Task prompt:
Please give the data below again in full, exactly as it stands.

Data for this task:
:::
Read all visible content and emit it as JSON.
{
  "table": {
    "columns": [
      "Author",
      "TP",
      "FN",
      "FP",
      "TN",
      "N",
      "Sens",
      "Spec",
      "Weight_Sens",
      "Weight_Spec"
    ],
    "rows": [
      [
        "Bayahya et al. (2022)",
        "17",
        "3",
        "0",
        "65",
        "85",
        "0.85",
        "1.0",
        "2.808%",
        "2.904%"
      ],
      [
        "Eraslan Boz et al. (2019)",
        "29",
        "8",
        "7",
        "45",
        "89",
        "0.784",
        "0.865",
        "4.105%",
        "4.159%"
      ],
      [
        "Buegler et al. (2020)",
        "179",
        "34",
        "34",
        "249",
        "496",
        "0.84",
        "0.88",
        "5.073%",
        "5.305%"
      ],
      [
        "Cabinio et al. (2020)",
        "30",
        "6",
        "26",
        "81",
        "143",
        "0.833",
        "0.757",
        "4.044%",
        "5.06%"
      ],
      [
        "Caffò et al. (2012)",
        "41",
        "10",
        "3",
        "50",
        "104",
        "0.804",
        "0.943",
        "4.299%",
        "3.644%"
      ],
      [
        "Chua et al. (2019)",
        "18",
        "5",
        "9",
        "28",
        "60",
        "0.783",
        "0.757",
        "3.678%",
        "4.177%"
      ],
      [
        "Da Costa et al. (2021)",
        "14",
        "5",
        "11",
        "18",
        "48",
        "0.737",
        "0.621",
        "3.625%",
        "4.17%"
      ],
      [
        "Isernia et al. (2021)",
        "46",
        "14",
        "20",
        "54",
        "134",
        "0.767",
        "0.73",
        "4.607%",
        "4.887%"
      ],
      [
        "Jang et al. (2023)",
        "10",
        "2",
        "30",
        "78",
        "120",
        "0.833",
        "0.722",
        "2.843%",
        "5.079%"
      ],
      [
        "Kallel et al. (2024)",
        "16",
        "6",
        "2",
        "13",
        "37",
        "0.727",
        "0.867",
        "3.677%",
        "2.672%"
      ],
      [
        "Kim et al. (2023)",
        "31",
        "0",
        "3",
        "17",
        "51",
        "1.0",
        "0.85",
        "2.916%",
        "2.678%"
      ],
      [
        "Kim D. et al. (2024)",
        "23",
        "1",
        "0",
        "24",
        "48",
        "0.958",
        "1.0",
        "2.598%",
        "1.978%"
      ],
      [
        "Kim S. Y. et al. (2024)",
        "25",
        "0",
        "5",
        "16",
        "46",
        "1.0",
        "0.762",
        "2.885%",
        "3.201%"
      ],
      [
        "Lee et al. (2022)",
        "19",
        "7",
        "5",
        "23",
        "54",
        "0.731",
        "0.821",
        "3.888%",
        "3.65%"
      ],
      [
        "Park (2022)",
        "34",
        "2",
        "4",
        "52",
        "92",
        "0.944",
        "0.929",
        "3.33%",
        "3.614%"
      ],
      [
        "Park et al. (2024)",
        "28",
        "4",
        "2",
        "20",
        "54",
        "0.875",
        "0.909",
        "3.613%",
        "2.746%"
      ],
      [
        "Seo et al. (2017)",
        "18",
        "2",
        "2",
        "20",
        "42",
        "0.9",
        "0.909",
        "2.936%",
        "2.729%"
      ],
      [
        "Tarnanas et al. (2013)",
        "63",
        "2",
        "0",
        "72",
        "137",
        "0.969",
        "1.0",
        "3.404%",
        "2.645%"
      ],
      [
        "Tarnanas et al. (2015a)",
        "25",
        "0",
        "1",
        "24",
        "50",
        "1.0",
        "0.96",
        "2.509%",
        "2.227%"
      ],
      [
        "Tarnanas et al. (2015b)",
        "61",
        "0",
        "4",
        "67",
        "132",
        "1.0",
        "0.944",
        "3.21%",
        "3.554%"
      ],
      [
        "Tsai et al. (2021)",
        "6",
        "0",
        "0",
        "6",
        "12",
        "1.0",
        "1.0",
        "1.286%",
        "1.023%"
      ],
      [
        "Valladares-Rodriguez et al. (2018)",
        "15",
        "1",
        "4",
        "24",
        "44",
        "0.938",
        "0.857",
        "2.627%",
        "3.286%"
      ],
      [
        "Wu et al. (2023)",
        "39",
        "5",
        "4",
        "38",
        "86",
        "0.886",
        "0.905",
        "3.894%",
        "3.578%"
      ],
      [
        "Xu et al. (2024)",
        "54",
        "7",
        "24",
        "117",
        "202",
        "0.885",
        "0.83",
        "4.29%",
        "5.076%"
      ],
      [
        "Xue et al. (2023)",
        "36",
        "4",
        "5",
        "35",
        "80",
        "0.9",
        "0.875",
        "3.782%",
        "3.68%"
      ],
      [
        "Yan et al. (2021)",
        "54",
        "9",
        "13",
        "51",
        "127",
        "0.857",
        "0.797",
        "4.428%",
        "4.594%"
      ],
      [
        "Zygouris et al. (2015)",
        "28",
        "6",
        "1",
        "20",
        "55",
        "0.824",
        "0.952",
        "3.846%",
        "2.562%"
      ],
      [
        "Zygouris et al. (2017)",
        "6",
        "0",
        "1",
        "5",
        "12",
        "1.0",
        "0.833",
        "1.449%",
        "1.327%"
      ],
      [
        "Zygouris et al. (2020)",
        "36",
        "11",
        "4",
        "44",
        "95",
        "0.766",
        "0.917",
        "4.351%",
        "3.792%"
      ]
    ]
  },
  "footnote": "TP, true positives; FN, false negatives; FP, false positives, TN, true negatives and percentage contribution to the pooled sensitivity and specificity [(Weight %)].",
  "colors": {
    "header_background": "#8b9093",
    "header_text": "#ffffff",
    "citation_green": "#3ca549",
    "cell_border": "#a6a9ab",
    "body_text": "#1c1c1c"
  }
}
:::
Task answer:
Read all visible content and emit it as JSON.
{
  "table": {
    "columns": [
      "Author",
      "TP",
      "FN",
      "FP",
      "TN",
      "N",
      "Sens",
      "Spec",
      "Weight_Sens",
      "Weight_Spec"
    ],
    "rows": [
      [
        "Bayahya et al. (2022)",
        "17",
        "3",
        "0",
        "65",
        "85",
        "0.85",
        "1.0",
        "2.808%",
        "2.904%"
      ],
      [
        "Eraslan Boz et al. (2019)",
        "29",
        "8",
        "7",
        "45",
        "89",
        "0.784",
        "0.865",
        "4.105%",
        "4.159%"
      ],
      [
        "Buegler et al. (2020)",
        "179",
        "34",
        "34",
        "249",
        "496",
        "0.84",
        "0.88",
        "5.073%",
        "5.305%"
      ],
      [
        "Cabinio et al. (2020)",
        "30",
        "6",
        "26",
        "81",
        "143",
        "0.833",
        "0.757",
        "4.044%",
        "5.06%"
      ],
      [
        "Caffò et al. (2012)",
        "41",
        "10",
        "3",
        "50",
        "104",
        "0.804",
        "0.943",
        "4.299%",
        "3.644%"
      ],
      [
        "Chua et al. (2019)",
        "18",
        "5",
        "9",
        "28",
        "60",
        "0.783",
        "0.757",
        "3.678%",
        "4.177%"
      ],
      [
        "Da Costa et al. (2021)",
        "14",
        "5",
        "11",
        "18",
        "48",
        "0.737",
        "0.621",
        "3.625%",
        "4.17%"
      ],
      [
        "Isernia et al. (2021)",
        "46",
        "14",
        "20",
        "54",
        "134",
        "0.767",
        "0.73",
        "4.607%",
        "4.887%"
      ],
      [
        "Jang et al. (2023)",
        "10",
        "2",
        "30",
        "78",
        "120",
        "0.833",
        "0.722",
        "2.843%",
        "5.079%"
      ],
      [
        "Kallel et al. (2024)",
        "16",
        "6",
        "2",
        "13",
        "37",
        "0.727",
        "0.867",
        "3.677%",
        "2.672%"
      ],
      [
        "Kim et al. (2023)",
        "31",
        "0",
        "3",
        "17",
        "51",
        "1.0",
        "0.85",
        "2.916%",
        "2.678%"
      ],
      [
        "Kim D. et al. (2024)",
        "23",
        "1",
        "0",
        "24",
        "48",
        "0.958",
        "1.0",
        "2.598%",
        "1.978%"
      ],
      [
        "Kim S. Y. et al. (2024)",
        "25",
        "0",
        "5",
        "16",
        "46",
        "1.0",
        "0.762",
        "2.885%",
        "3.201%"
      ],
      [
        "Lee et al. (2022)",
        "19",
        "7",
        "5",
        "23",
        "54",
        "0.731",
        "0.821",
        "3.888%",
        "3.65%"
      ],
      [
        "Park (2022)",
        "34",
        "2",
        "4",
        "52",
        "92",
        "0.944",
        "0.929",
        "3.33%",
        "3.614%"
      ],
      [
        "Park et al. (2024)",
        "28",
        "4",
        "2",
        "20",
        "54",
        "0.875",
        "0.909",
        "3.613%",
        "2.746%"
      ],
      [
        "Seo et al. (2017)",
        "18",
        "2",
        "2",
        "20",
        "42",
        "0.9",
        "0.909",
        "2.936%",
        "2.729%"
      ],
      [
        "Tarnanas et al. (2013)",
        "63",
        "2",
        "0",
        "72",
        "137",
        "0.969",
        "1.0",
        "3.404%",
        "2.645%"
      ],
      [
        "Tarnanas et al. (2015a)",
        "25",
        "0",
        "1",
        "24",
        "50",
        "1.0",
        "0.96",
        "2.509%",
        "2.227%"
      ],
      [
        "Tarnanas et al. (2015b)",
        "61",
        "0",
        "4",
        "67",
        "132",
        "1.0",
        "0.944",
        "3.21%",
        "3.554%"
      ],
      [
        "Tsai et al. (2021)",
        "6",
        "0",
        "0",
        "6",
        "12",
        "1.0",
        "1.0",
        "1.286%",
        "1.023%"
      ],
      [
        "Valladares-Rodriguez et al. (2018)",
        "15",
        "1",
        "4",
        "24",
        "44",
        "0.938",
        "0.857",
        "2.627%",
        "3.286%"
      ],
      [
        "Wu et al. (2023)",
        "39",
        "5",
        "4",
        "38",
        "86",
        "0.886",
        "0.905",
        "3.894%",
        "3.578%"
      ],
      [
        "Xu et al. (2024)",
        "54",
        "7",
        "24",
        "117",
        "202",
        "0.885",
        "0.83",
        "4.29%",
        "5.076%"
      ],
      [
        "Xue et al. (2023)",
        "36",
        "4",
        "5",
        "35",
        "80",
        "0.9",
        "0.875",
        "3.782%",
        "3.68%"
      ],
      [
        "Yan et al. (2021)",
        "54",
        "9",
        "13",
        "51",
        "127",
        "0.857",
        "0.797",
        "4.428%",
        "4.594%"
      ],
      [
        "Zygouris et al. (2015)",
        "28",
        "6",
        "1",
        "20",
        "55",
        "0.824",
        "0.952",
        "3.846%",
        "2.562%"
      ],
      [
        "Zygouris et al. (2017)",
        "6",
        "0",
        "1",
        "5",
        "12",
        "1.0",
        "0.833",
        "1.449%",
        "1.327%"
      ],
      [
        "Zygouris et al. (2020)",
        "36",
        "11",
        "4",
        "44",
        "95",
        "0.766",
        "0.917",
        "4.351%",
        "3.792%"
      ]
    ]
  },
  "footnote": "TP, true positives; FN, false negatives; FP, false positives, TN, true negatives and percentage contribution to the pooled sensitivity and specificity [(Weight %)].",
  "colors": {
    "header_background": "#8b9093",
    "header_text": "#ffffff",
    "citation_green": "#3ca549",
    "cell_border": "#a6a9ab",
    "body_text": "#1c1c1c"
  }
}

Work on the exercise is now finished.